| GIVEN EXERCISE |
Pictures do not belong in the copy; transcribe everything else in the records exactly.

| DATA LISTING |
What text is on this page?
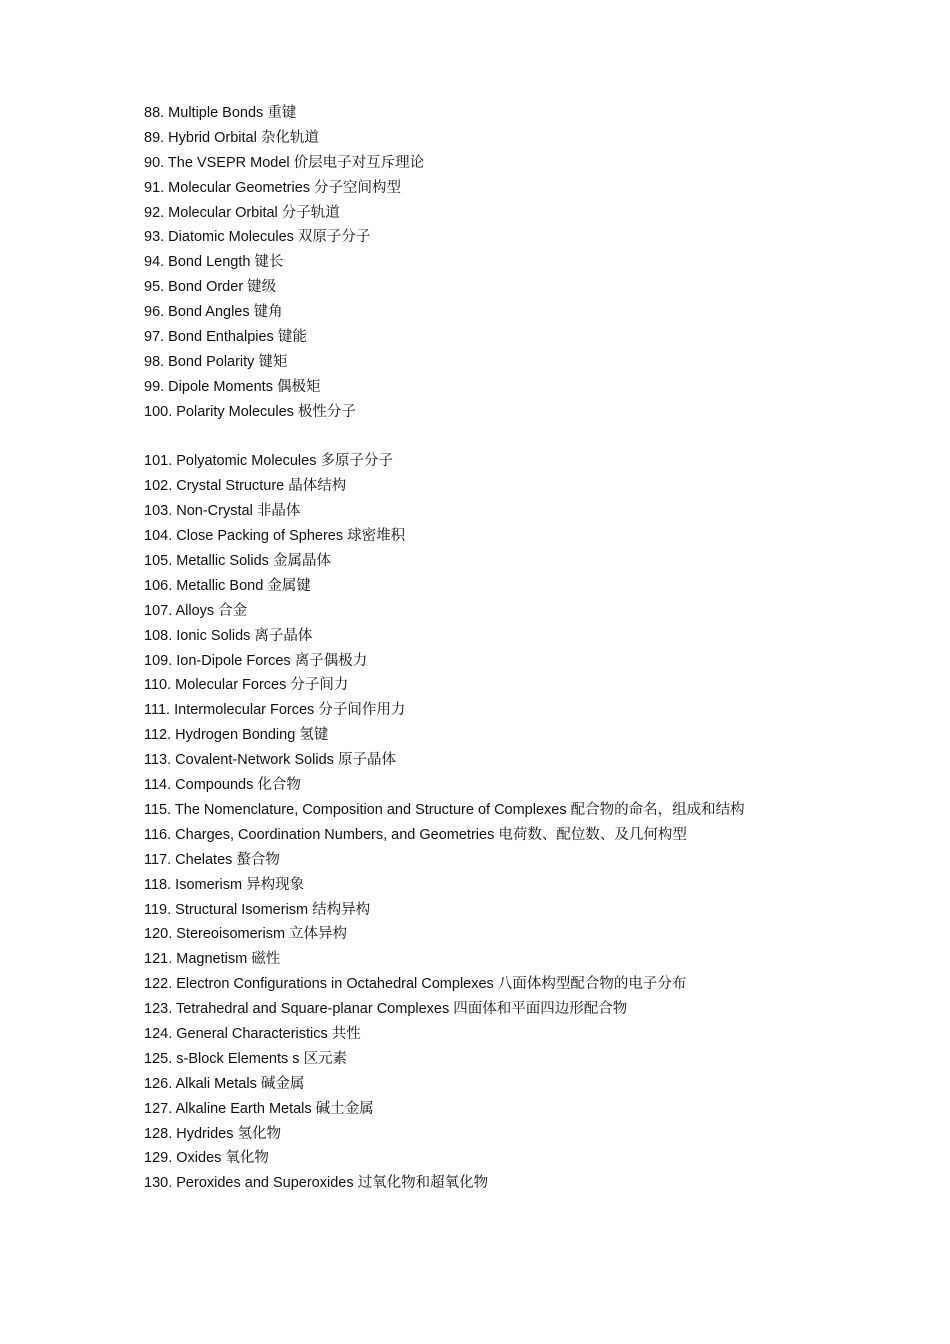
88. Multiple Bonds 重键
89. Hybrid Orbital 杂化轨道
90. The VSEPR Model 价层电子对互斥理论
91. Molecular Geometries 分子空间构型
92. Molecular Orbital 分子轨道
93. Diatomic Molecules 双原子分子
94. Bond Length 键长
95. Bond Order 键级
96. Bond Angles 键角
97. Bond Enthalpies 键能
98. Bond Polarity 键矩
99. Dipole Moments 偶极矩
100. Polarity Molecules 极性分子
101. Polyatomic Molecules 多原子分子
102. Crystal Structure 晶体结构
103. Non-Crystal 非晶体
104. Close Packing of Spheres 球密堆积
105. Metallic Solids 金属晶体
106. Metallic Bond 金属键
107. Alloys 合金
108. Ionic Solids 离子晶体
109. Ion-Dipole Forces 离子偶极力
110. Molecular Forces 分子间力
111. Intermolecular Forces 分子间作用力
112. Hydrogen Bonding 氢键
113. Covalent-Network Solids 原子晶体
114. Compounds 化合物
115. The Nomenclature, Composition and Structure of Complexes 配合物的命名，组成和结构
116. Charges, Coordination Numbers, and Geometries 电荷数、配位数、及几何构型
117. Chelates 螯合物
118. Isomerism 异构现象
119. Structural Isomerism 结构异构
120. Stereoisomerism 立体异构
121. Magnetism 磁性
122. Electron Configurations in Octahedral Complexes 八面体构型配合物的电子分布
123. Tetrahedral and Square-planar Complexes 四面体和平面四边形配合物
124. General Characteristics 共性
125. s-Block Elements s 区元素
126. Alkali Metals 碱金属
127. Alkaline Earth Metals 碱土金属
128. Hydrides 氢化物
129. Oxides 氧化物
130. Peroxides and Superoxides 过氧化物和超氧化物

| EXERCISE RESULT |
What text is on this page?
88. Multiple Bonds 重键
89. Hybrid Orbital 杂化轨道
90. The VSEPR Model 价层电子对互斥理论
91. Molecular Geometries 分子空间构型
92. Molecular Orbital 分子轨道
93. Diatomic Molecules 双原子分子
94. Bond Length 键长
95. Bond Order 键级
96. Bond Angles 键角
97. Bond Enthalpies 键能
98. Bond Polarity 键矩
99. Dipole Moments 偶极矩
100. Polarity Molecules 极性分子
101. Polyatomic Molecules 多原子分子
102. Crystal Structure 晶体结构
103. Non-Crystal 非晶体
104. Close Packing of Spheres 球密堆积
105. Metallic Solids 金属晶体
106. Metallic Bond 金属键
107. Alloys 合金
108. Ionic Solids 离子晶体
109. Ion-Dipole Forces 离子偶极力
110. Molecular Forces 分子间力
111. Intermolecular Forces 分子间作用力
112. Hydrogen Bonding 氢键
113. Covalent-Network Solids 原子晶体
114. Compounds 化合物
115. The Nomenclature, Composition and Structure of Complexes 配合物的命名，组成和结构
116. Charges, Coordination Numbers, and Geometries 电荷数、配位数、及几何构型
117. Chelates 螯合物
118. Isomerism 异构现象
119. Structural Isomerism 结构异构
120. Stereoisomerism 立体异构
121. Magnetism 磁性
122. Electron Configurations in Octahedral Complexes 八面体构型配合物的电子分布
123. Tetrahedral and Square-planar Complexes 四面体和平面四边形配合物
124. General Characteristics 共性
125. s-Block Elements s 区元素
126. Alkali Metals 碱金属
127. Alkaline Earth Metals 碱土金属
128. Hydrides 氢化物
129. Oxides 氧化物
130. Peroxides and Superoxides 过氧化物和超氧化物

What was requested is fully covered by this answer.